* **REQUIREMENT**
Render every entry verbatim.

* **RECORD EXCERPTS**
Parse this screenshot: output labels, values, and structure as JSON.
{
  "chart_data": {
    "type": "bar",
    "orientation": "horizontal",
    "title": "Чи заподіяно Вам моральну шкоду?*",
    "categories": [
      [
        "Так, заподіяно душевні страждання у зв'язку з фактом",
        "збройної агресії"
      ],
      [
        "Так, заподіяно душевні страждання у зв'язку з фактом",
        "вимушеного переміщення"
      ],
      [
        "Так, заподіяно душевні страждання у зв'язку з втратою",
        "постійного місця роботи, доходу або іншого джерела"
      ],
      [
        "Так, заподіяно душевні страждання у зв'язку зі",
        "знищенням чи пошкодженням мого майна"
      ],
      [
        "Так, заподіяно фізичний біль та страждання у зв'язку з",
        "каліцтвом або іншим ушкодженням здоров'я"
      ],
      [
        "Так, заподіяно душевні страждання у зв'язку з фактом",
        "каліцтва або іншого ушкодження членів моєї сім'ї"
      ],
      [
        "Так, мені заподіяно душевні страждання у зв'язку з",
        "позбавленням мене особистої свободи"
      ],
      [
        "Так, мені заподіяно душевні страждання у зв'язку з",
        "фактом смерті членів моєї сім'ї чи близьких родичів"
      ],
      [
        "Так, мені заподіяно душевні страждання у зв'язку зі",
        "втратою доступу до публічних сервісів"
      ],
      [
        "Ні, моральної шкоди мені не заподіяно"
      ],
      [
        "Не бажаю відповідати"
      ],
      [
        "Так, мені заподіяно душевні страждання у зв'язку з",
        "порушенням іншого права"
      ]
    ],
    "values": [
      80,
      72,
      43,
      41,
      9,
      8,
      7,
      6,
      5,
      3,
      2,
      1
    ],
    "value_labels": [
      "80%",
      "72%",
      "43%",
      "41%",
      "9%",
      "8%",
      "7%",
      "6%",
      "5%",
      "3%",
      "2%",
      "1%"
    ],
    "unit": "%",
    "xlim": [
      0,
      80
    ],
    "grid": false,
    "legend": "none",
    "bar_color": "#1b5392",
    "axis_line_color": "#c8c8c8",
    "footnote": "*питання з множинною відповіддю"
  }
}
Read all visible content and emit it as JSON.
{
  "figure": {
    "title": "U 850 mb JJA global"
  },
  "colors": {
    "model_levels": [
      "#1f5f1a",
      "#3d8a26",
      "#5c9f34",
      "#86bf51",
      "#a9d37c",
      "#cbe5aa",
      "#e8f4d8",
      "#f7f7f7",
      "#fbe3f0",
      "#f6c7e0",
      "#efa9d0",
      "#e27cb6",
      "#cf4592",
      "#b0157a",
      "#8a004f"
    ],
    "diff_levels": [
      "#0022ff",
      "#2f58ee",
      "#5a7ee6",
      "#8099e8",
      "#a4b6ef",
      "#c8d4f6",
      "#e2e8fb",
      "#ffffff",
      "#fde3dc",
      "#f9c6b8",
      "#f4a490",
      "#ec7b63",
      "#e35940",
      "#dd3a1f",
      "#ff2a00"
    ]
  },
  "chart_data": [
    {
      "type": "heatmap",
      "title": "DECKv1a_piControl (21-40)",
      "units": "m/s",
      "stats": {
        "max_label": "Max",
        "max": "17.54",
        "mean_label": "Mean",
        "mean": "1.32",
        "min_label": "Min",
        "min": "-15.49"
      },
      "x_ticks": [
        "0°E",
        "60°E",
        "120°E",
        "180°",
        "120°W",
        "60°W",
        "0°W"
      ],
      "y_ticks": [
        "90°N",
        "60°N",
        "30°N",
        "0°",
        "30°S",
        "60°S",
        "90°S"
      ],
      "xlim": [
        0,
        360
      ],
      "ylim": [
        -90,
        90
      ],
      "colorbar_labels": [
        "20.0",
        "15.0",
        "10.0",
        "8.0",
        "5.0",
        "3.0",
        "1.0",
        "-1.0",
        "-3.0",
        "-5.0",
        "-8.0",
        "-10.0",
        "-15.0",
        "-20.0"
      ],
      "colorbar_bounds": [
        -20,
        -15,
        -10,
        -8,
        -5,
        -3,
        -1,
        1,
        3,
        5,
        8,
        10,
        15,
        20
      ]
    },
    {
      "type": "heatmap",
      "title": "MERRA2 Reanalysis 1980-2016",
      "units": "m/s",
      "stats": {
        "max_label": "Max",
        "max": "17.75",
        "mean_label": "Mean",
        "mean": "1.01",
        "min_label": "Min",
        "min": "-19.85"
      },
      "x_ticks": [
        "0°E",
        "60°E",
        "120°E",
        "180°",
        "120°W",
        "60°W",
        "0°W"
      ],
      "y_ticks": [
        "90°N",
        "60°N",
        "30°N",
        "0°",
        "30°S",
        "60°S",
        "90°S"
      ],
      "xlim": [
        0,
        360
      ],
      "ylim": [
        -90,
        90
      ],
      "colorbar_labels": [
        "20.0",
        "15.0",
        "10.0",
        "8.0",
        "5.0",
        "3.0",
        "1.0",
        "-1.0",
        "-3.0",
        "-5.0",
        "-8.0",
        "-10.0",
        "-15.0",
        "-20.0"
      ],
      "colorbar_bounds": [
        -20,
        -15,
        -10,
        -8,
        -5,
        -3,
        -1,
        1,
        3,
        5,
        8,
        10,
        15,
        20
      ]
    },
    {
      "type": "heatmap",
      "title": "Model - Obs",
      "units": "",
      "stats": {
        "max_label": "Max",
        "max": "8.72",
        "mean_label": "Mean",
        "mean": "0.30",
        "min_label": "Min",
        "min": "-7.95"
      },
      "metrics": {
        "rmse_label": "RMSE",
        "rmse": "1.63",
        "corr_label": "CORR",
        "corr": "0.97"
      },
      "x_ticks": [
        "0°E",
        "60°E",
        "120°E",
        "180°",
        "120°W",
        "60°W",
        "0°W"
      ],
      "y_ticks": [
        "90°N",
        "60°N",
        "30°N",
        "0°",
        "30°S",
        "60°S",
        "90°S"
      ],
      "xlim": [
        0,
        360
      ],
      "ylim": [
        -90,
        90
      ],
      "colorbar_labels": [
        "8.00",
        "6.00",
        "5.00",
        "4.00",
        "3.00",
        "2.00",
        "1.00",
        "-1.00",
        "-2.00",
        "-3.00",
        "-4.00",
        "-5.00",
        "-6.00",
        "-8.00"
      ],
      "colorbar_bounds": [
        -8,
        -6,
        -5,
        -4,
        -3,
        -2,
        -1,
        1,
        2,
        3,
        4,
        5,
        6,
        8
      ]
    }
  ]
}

* **THE REPLY**
Parse this screenshot: output labels, values, and structure as JSON.
{
  "chart_data": {
    "type": "bar",
    "orientation": "horizontal",
    "title": "Чи заподіяно Вам моральну шкоду?*",
    "categories": [
      [
        "Так, заподіяно душевні страждання у зв'язку з фактом",
        "збройної агресії"
      ],
      [
        "Так, заподіяно душевні страждання у зв'язку з фактом",
        "вимушеного переміщення"
      ],
      [
        "Так, заподіяно душевні страждання у зв'язку з втратою",
        "постійного місця роботи, доходу або іншого джерела"
      ],
      [
        "Так, заподіяно душевні страждання у зв'язку зі",
        "знищенням чи пошкодженням мого майна"
      ],
      [
        "Так, заподіяно фізичний біль та страждання у зв'язку з",
        "каліцтвом або іншим ушкодженням здоров'я"
      ],
      [
        "Так, заподіяно душевні страждання у зв'язку з фактом",
        "каліцтва або іншого ушкодження членів моєї сім'ї"
      ],
      [
        "Так, мені заподіяно душевні страждання у зв'язку з",
        "позбавленням мене особистої свободи"
      ],
      [
        "Так, мені заподіяно душевні страждання у зв'язку з",
        "фактом смерті членів моєї сім'ї чи близьких родичів"
      ],
      [
        "Так, мені заподіяно душевні страждання у зв'язку зі",
        "втратою доступу до публічних сервісів"
      ],
      [
        "Ні, моральної шкоди мені не заподіяно"
      ],
      [
        "Не бажаю відповідати"
      ],
      [
        "Так, мені заподіяно душевні страждання у зв'язку з",
        "порушенням іншого права"
      ]
    ],
    "values": [
      80,
      72,
      43,
      41,
      9,
      8,
      7,
      6,
      5,
      3,
      2,
      1
    ],
    "value_labels": [
      "80%",
      "72%",
      "43%",
      "41%",
      "9%",
      "8%",
      "7%",
      "6%",
      "5%",
      "3%",
      "2%",
      "1%"
    ],
    "unit": "%",
    "xlim": [
      0,
      80
    ],
    "grid": false,
    "legend": "none",
    "bar_color": "#1b5392",
    "axis_line_color": "#c8c8c8",
    "footnote": "*питання з множинною відповіддю"
  }
}
Read all visible content and emit it as JSON.
{
  "figure": {
    "title": "U 850 mb JJA global"
  },
  "colors": {
    "model_levels": [
      "#1f5f1a",
      "#3d8a26",
      "#5c9f34",
      "#86bf51",
      "#a9d37c",
      "#cbe5aa",
      "#e8f4d8",
      "#f7f7f7",
      "#fbe3f0",
      "#f6c7e0",
      "#efa9d0",
      "#e27cb6",
      "#cf4592",
      "#b0157a",
      "#8a004f"
    ],
    "diff_levels": [
      "#0022ff",
      "#2f58ee",
      "#5a7ee6",
      "#8099e8",
      "#a4b6ef",
      "#c8d4f6",
      "#e2e8fb",
      "#ffffff",
      "#fde3dc",
      "#f9c6b8",
      "#f4a490",
      "#ec7b63",
      "#e35940",
      "#dd3a1f",
      "#ff2a00"
    ]
  },
  "chart_data": [
    {
      "type": "heatmap",
      "title": "DECKv1a_piControl (21-40)",
      "units": "m/s",
      "stats": {
        "max_label": "Max",
        "max": "17.54",
        "mean_label": "Mean",
        "mean": "1.32",
        "min_label": "Min",
        "min": "-15.49"
      },
      "x_ticks": [
        "0°E",
        "60°E",
        "120°E",
        "180°",
        "120°W",
        "60°W",
        "0°W"
      ],
      "y_ticks": [
        "90°N",
        "60°N",
        "30°N",
        "0°",
        "30°S",
        "60°S",
        "90°S"
      ],
      "xlim": [
        0,
        360
      ],
      "ylim": [
        -90,
        90
      ],
      "colorbar_labels": [
        "20.0",
        "15.0",
        "10.0",
        "8.0",
        "5.0",
        "3.0",
        "1.0",
        "-1.0",
        "-3.0",
        "-5.0",
        "-8.0",
        "-10.0",
        "-15.0",
        "-20.0"
      ],
      "colorbar_bounds": [
        -20,
        -15,
        -10,
        -8,
        -5,
        -3,
        -1,
        1,
        3,
        5,
        8,
        10,
        15,
        20
      ]
    },
    {
      "type": "heatmap",
      "title": "MERRA2 Reanalysis 1980-2016",
      "units": "m/s",
      "stats": {
        "max_label": "Max",
        "max": "17.75",
        "mean_label": "Mean",
        "mean": "1.01",
        "min_label": "Min",
        "min": "-19.85"
      },
      "x_ticks": [
        "0°E",
        "60°E",
        "120°E",
        "180°",
        "120°W",
        "60°W",
        "0°W"
      ],
      "y_ticks": [
        "90°N",
        "60°N",
        "30°N",
        "0°",
        "30°S",
        "60°S",
        "90°S"
      ],
      "xlim": [
        0,
        360
      ],
      "ylim": [
        -90,
        90
      ],
      "colorbar_labels": [
        "20.0",
        "15.0",
        "10.0",
        "8.0",
        "5.0",
        "3.0",
        "1.0",
        "-1.0",
        "-3.0",
        "-5.0",
        "-8.0",
        "-10.0",
        "-15.0",
        "-20.0"
      ],
      "colorbar_bounds": [
        -20,
        -15,
        -10,
        -8,
        -5,
        -3,
        -1,
        1,
        3,
        5,
        8,
        10,
        15,
        20
      ]
    },
    {
      "type": "heatmap",
      "title": "Model - Obs",
      "units": "",
      "stats": {
        "max_label": "Max",
        "max": "8.72",
        "mean_label": "Mean",
        "mean": "0.30",
        "min_label": "Min",
        "min": "-7.95"
      },
      "metrics": {
        "rmse_label": "RMSE",
        "rmse": "1.63",
        "corr_label": "CORR",
        "corr": "0.97"
      },
      "x_ticks": [
        "0°E",
        "60°E",
        "120°E",
        "180°",
        "120°W",
        "60°W",
        "0°W"
      ],
      "y_ticks": [
        "90°N",
        "60°N",
        "30°N",
        "0°",
        "30°S",
        "60°S",
        "90°S"
      ],
      "xlim": [
        0,
        360
      ],
      "ylim": [
        -90,
        90
      ],
      "colorbar_labels": [
        "8.00",
        "6.00",
        "5.00",
        "4.00",
        "3.00",
        "2.00",
        "1.00",
        "-1.00",
        "-2.00",
        "-3.00",
        "-4.00",
        "-5.00",
        "-6.00",
        "-8.00"
      ],
      "colorbar_bounds": [
        -8,
        -6,
        -5,
        -4,
        -3,
        -2,
        -1,
        1,
        2,
        3,
        4,
        5,
        6,
        8
      ]
    }
  ]
}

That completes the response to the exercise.